• [WORK REQUIRED]
Across the listing below, how many lines hold "Sebastien"? Reply with the number by itself.

==========

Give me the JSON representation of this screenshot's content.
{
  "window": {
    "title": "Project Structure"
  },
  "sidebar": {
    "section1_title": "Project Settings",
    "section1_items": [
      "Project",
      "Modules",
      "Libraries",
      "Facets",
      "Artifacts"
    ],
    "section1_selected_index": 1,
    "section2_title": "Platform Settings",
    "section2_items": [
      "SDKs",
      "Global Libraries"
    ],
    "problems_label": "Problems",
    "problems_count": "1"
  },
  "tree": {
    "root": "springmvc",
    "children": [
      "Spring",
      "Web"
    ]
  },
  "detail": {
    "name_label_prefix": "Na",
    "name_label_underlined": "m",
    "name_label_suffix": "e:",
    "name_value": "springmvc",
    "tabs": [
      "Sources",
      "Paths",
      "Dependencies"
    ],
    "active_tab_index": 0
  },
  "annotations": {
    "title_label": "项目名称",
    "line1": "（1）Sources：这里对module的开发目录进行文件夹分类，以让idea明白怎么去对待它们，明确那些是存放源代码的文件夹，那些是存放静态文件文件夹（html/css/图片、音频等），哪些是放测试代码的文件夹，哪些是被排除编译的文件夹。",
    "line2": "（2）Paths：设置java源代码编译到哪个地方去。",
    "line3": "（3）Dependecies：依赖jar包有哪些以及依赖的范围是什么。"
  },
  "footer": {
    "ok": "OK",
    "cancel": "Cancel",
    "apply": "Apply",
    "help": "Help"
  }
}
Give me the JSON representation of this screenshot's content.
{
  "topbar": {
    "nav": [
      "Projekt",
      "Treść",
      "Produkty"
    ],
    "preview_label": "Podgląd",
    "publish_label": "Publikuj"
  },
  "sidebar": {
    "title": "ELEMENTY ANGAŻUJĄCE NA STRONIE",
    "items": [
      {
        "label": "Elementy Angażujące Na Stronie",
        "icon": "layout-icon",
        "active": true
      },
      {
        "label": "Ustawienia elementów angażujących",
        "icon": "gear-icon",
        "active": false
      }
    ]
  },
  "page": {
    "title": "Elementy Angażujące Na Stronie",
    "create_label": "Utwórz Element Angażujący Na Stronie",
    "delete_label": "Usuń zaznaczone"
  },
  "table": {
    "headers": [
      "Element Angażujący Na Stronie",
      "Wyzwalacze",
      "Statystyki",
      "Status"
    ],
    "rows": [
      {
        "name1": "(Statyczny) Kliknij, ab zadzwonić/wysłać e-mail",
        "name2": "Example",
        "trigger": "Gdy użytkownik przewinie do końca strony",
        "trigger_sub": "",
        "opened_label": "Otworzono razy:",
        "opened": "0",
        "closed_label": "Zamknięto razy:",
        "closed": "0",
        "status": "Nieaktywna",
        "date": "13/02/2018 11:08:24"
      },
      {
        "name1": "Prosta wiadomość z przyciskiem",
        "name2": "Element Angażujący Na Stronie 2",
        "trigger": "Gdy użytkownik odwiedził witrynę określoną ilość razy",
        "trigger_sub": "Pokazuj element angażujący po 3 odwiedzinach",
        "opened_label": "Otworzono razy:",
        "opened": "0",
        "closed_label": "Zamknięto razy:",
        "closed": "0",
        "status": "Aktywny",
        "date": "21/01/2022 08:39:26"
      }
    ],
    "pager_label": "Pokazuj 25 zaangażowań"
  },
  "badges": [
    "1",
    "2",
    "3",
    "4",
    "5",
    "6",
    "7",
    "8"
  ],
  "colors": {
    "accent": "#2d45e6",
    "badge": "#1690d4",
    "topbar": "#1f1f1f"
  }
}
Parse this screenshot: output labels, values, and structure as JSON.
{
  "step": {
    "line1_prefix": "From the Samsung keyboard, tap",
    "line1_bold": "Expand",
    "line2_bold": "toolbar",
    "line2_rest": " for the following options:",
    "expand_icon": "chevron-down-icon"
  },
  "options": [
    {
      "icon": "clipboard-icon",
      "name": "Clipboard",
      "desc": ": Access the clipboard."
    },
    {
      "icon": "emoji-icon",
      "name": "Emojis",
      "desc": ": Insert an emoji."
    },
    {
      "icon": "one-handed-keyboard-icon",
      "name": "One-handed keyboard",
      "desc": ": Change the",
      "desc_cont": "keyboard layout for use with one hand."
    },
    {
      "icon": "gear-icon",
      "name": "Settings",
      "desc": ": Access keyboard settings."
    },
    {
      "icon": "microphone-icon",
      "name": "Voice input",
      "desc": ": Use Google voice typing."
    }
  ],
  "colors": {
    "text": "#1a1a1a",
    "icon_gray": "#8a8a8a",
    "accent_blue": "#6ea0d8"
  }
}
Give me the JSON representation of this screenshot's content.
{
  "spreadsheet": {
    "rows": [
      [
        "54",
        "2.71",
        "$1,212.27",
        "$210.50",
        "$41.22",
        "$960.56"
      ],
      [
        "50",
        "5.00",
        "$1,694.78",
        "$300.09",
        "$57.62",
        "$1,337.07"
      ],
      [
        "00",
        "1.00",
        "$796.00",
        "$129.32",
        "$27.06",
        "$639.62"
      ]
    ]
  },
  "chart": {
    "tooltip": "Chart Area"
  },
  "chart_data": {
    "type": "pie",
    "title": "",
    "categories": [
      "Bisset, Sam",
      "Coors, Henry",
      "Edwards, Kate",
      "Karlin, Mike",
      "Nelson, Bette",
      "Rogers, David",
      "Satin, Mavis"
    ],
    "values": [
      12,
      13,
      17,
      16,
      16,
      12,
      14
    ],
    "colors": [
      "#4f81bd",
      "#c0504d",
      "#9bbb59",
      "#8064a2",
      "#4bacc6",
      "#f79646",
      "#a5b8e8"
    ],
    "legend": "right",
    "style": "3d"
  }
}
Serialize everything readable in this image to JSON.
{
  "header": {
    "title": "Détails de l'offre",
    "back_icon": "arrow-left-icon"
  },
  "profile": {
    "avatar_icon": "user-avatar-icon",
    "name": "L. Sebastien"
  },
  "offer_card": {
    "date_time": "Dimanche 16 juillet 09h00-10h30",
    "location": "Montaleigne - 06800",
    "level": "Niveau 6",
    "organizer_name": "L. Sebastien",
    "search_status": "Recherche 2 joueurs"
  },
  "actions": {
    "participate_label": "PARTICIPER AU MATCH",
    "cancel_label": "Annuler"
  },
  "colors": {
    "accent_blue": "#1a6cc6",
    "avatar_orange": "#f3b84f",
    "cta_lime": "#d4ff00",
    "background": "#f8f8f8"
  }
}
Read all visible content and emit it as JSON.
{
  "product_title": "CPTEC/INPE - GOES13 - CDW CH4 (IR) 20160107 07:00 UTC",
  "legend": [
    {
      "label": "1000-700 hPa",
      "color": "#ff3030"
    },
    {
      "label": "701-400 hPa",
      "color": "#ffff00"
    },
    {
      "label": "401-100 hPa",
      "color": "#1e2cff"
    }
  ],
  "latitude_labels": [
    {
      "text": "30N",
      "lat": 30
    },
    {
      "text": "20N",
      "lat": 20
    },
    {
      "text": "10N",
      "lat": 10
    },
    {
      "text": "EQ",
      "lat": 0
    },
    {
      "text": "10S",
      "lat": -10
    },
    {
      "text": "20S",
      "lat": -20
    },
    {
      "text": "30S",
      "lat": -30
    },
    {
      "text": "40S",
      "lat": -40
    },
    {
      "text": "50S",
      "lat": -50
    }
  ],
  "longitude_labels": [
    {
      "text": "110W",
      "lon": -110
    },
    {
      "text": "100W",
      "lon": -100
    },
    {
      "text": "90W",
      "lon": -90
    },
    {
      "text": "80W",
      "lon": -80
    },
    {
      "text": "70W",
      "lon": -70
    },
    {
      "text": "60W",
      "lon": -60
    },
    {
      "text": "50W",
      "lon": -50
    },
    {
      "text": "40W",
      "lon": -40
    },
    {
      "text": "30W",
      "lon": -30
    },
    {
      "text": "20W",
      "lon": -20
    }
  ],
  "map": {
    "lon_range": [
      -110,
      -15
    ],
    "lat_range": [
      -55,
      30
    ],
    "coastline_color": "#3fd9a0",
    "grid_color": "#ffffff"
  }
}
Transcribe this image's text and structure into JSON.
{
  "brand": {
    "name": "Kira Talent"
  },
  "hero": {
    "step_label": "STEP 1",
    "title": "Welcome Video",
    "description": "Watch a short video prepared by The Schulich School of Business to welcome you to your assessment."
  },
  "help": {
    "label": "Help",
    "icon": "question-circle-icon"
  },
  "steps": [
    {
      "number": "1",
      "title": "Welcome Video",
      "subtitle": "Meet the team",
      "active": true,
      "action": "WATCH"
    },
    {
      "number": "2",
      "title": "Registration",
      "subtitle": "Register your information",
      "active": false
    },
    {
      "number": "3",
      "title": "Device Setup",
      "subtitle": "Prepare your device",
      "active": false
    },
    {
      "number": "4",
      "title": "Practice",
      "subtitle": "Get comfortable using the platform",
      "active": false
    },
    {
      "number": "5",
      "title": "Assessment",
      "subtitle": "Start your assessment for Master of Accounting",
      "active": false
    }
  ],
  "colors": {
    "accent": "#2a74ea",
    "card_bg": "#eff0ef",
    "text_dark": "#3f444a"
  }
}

==========

• [WRITTEN ANSWER]
2